**Short task**
Extract each line where the string "value" shows up.

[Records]
>> start
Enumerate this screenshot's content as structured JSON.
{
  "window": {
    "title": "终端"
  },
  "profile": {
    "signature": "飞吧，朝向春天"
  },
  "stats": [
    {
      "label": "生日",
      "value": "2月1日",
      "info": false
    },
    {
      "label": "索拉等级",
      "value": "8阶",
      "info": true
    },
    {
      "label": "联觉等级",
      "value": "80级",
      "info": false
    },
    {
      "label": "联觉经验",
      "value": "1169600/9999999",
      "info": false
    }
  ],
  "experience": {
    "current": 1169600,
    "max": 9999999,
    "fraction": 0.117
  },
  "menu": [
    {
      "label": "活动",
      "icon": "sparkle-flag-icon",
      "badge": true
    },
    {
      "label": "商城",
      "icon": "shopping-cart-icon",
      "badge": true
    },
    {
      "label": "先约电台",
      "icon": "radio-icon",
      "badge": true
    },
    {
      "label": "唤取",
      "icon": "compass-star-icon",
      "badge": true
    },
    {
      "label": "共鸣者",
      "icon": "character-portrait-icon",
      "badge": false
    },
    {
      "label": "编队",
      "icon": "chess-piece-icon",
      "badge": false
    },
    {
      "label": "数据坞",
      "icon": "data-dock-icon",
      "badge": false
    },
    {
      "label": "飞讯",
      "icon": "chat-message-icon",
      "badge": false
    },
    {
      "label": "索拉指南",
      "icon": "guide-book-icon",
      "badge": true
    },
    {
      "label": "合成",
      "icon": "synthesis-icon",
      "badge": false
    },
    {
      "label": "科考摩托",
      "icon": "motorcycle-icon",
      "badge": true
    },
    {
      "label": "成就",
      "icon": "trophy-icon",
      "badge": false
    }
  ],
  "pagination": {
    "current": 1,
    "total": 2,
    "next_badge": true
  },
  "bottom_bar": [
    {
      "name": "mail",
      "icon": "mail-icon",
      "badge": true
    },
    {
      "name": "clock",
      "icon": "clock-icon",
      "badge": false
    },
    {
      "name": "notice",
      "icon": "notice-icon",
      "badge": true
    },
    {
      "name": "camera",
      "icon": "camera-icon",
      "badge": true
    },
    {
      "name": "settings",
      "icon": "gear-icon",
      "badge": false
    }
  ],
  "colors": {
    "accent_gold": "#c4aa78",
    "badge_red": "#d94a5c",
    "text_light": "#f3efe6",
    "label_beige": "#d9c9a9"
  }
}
>> end
**Reply**
      "value": "2月1日",
      "value": "8阶",
      "value": "80级",
      "value": "1169600/9999999",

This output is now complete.